# What you are asked to do
In the material below, the lines containing the word "screenshot" are required; copy each of them.

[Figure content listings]
_ _ _ _ _ _ _
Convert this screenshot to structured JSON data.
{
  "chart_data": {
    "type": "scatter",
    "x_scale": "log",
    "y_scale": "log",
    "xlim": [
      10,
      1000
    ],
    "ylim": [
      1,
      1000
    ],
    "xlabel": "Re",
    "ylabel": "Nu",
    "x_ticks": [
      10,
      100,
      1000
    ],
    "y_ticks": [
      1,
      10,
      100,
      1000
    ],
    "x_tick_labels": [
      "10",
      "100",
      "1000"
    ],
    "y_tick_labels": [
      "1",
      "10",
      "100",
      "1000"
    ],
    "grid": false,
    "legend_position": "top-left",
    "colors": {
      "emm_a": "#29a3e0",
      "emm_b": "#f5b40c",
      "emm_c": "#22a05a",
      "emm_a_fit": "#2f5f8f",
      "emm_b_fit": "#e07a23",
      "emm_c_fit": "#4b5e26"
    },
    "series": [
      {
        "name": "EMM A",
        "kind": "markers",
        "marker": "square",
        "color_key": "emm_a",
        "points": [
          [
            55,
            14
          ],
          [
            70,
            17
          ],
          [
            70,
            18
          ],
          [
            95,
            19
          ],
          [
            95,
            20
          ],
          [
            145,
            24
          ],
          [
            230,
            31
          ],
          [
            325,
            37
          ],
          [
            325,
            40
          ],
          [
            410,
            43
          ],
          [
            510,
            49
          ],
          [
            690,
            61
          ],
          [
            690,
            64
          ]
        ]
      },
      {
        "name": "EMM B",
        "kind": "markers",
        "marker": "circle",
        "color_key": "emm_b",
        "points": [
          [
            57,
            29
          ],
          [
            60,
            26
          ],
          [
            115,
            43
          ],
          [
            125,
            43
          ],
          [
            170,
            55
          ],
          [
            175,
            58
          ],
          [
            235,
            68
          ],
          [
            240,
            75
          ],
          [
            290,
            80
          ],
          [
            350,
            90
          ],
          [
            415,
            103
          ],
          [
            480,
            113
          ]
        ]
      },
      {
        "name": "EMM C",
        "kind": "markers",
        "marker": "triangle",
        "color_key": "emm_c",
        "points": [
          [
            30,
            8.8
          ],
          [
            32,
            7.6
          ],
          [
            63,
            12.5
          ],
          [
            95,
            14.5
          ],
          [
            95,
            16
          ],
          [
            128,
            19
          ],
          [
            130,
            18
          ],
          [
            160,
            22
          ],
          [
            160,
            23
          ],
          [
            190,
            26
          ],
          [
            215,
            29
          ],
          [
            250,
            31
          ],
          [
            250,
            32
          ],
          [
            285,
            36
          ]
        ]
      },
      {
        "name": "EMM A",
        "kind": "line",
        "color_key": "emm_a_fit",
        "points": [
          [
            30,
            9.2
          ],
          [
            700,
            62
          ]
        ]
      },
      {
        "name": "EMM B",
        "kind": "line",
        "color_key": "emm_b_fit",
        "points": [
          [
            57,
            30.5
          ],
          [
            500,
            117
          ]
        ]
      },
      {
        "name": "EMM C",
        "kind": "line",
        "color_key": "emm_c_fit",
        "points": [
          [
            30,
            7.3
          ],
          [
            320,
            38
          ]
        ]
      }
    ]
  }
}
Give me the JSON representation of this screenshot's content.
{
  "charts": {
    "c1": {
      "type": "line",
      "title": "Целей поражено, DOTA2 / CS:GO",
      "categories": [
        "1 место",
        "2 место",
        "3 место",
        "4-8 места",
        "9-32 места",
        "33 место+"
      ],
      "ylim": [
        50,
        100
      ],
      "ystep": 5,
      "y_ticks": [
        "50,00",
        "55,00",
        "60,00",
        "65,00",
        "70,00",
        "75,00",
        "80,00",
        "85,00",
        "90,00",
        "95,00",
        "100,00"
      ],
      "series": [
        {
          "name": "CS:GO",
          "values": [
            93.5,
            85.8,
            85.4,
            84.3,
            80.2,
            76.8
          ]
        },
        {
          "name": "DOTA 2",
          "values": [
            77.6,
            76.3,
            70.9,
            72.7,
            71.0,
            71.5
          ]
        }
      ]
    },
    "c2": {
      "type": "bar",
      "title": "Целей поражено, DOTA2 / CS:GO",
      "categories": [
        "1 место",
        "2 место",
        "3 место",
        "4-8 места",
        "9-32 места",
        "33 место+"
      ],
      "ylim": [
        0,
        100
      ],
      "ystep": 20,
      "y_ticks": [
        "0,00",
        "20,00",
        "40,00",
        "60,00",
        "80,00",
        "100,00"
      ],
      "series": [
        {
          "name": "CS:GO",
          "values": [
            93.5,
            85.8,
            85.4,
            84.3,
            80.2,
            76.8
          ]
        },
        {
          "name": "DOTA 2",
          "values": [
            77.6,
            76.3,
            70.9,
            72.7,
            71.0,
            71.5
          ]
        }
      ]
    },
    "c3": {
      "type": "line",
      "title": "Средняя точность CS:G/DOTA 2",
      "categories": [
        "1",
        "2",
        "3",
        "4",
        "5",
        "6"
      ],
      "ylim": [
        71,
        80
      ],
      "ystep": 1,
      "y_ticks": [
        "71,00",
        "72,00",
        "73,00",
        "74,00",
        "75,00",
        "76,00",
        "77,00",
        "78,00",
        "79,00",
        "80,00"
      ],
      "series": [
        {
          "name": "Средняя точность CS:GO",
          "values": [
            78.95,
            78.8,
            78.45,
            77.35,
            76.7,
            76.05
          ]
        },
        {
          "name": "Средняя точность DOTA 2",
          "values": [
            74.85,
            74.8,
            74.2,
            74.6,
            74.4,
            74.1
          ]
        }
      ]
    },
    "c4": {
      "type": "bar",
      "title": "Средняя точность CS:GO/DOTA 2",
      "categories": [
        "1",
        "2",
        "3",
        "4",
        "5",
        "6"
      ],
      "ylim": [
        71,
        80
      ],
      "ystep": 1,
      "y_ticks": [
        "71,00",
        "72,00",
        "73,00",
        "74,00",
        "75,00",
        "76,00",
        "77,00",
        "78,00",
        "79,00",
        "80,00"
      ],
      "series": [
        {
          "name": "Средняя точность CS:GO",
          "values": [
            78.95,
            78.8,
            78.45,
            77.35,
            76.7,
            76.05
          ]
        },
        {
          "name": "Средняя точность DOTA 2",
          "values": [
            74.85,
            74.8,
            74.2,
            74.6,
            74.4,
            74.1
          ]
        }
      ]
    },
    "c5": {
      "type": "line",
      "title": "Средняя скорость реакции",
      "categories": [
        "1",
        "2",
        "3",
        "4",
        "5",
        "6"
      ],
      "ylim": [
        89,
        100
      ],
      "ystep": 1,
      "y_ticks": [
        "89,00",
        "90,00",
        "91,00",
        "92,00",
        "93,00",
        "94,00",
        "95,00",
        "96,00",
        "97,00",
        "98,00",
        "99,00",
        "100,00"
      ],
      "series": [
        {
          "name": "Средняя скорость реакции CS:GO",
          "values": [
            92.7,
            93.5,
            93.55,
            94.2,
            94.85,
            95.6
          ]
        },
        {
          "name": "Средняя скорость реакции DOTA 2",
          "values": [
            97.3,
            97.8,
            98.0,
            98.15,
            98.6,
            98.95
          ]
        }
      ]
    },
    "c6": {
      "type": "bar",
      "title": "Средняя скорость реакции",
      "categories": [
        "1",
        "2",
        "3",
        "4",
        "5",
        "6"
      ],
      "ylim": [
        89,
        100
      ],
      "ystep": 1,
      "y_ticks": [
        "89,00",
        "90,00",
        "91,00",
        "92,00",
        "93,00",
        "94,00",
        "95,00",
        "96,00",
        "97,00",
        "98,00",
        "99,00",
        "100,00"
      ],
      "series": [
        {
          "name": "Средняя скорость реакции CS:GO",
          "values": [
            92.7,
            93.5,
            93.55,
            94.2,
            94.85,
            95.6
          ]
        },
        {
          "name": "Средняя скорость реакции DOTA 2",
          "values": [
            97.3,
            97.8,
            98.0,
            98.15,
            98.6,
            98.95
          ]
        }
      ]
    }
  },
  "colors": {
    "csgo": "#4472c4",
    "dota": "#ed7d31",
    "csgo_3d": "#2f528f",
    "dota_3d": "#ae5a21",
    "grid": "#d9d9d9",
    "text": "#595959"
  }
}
_ _ _ _ _ _ _
# The result
Convert this screenshot to structured JSON data.
Give me the JSON representation of this screenshot's content.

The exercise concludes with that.